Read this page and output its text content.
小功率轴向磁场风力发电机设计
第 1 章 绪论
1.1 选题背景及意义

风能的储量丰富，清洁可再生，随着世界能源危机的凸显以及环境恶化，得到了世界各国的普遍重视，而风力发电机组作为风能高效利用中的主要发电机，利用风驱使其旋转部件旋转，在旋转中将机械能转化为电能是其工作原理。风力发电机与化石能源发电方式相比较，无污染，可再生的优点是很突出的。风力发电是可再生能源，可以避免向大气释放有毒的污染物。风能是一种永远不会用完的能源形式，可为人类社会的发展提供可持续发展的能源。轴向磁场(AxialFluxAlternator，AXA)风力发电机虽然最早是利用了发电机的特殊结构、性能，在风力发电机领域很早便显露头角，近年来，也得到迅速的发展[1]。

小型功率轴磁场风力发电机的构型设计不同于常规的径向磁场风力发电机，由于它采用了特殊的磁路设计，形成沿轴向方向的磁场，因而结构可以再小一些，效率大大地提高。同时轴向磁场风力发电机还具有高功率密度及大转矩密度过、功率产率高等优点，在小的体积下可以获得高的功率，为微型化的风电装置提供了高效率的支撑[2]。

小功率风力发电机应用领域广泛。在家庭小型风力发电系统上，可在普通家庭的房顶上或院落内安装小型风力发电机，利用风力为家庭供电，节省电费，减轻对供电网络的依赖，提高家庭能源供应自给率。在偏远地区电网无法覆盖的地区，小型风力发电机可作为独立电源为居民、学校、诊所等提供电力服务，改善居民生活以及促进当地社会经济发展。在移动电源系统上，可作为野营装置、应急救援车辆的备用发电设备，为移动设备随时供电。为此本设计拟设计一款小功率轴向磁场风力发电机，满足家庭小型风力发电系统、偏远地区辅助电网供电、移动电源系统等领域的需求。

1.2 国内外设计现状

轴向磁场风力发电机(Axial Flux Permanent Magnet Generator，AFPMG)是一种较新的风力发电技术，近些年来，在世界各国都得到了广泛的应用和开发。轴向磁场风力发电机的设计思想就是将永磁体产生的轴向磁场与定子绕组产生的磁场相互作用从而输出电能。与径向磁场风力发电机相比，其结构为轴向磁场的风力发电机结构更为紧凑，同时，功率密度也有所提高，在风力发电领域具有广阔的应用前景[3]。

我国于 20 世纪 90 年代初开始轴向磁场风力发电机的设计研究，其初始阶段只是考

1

▬▬▬▬▬▬▬▬▬▬

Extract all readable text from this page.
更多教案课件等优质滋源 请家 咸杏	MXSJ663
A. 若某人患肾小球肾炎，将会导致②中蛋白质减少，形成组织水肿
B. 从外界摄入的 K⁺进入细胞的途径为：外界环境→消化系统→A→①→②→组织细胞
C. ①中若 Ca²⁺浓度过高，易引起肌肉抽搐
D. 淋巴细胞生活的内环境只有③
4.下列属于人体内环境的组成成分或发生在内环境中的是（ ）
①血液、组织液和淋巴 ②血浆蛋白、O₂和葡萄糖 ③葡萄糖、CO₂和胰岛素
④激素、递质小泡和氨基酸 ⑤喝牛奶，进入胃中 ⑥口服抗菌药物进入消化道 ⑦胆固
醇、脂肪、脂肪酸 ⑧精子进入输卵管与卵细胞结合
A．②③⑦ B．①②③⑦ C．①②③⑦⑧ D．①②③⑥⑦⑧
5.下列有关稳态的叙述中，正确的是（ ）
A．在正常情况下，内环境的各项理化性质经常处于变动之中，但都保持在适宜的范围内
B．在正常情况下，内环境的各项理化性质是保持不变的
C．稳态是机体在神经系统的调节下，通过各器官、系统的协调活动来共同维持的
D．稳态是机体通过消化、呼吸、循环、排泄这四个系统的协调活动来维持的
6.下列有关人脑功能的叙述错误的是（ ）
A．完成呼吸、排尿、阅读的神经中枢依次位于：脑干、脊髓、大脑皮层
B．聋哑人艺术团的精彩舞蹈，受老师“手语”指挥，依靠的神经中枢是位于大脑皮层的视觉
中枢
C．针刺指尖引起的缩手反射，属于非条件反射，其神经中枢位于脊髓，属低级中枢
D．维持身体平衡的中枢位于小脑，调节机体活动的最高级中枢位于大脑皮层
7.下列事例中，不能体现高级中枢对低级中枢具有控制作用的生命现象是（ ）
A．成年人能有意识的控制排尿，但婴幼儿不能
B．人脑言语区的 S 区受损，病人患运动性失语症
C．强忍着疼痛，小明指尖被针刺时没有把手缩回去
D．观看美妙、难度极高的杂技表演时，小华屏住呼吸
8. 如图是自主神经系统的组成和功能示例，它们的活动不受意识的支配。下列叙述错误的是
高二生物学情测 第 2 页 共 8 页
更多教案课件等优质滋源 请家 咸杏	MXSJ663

▬▬▬▬▬▬▬▬▬▬

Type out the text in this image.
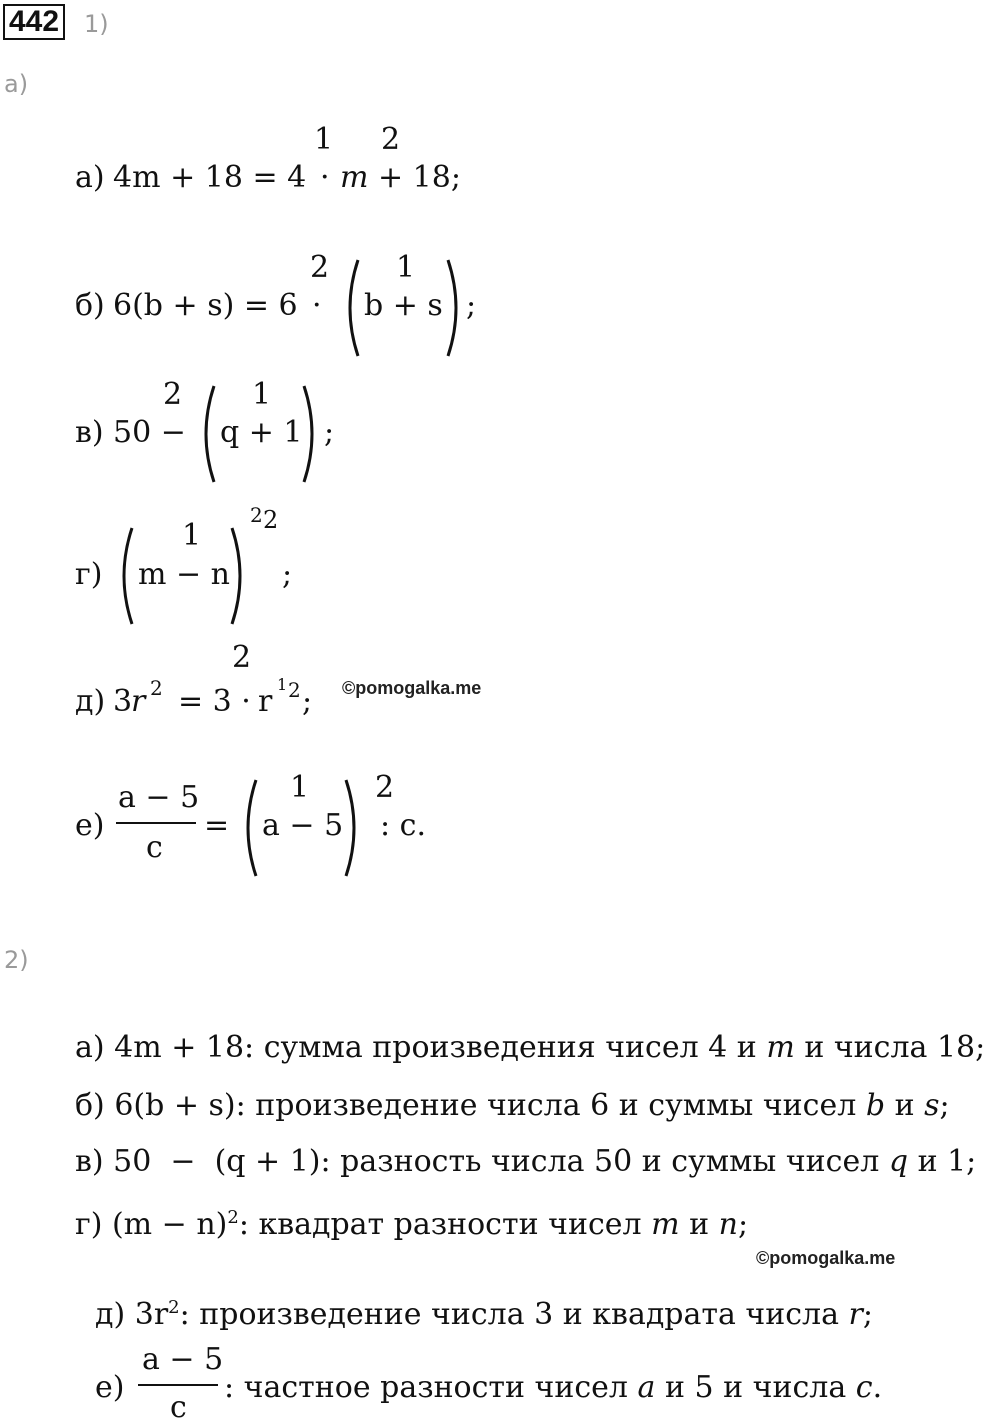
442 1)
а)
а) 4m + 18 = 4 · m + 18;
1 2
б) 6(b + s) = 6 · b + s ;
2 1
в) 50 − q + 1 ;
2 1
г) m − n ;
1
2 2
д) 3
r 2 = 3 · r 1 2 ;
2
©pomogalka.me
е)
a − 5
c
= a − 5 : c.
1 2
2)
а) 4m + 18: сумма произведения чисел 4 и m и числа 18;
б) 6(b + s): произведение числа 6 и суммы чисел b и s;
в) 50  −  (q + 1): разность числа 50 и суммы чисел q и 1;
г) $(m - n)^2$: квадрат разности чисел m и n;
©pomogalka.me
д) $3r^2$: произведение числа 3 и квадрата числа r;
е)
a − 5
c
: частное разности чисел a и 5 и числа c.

▬▬▬▬▬▬▬▬▬▬

> _Task requirements_:
Out of the material above, gather each line where "在正常情况下" appears.

> _Solution below_:
A．在正常情况下，内环境的各项理化性质经常处于变动之中，但都保持在适宜的范围内
B．在正常情况下，内环境的各项理化性质是保持不变的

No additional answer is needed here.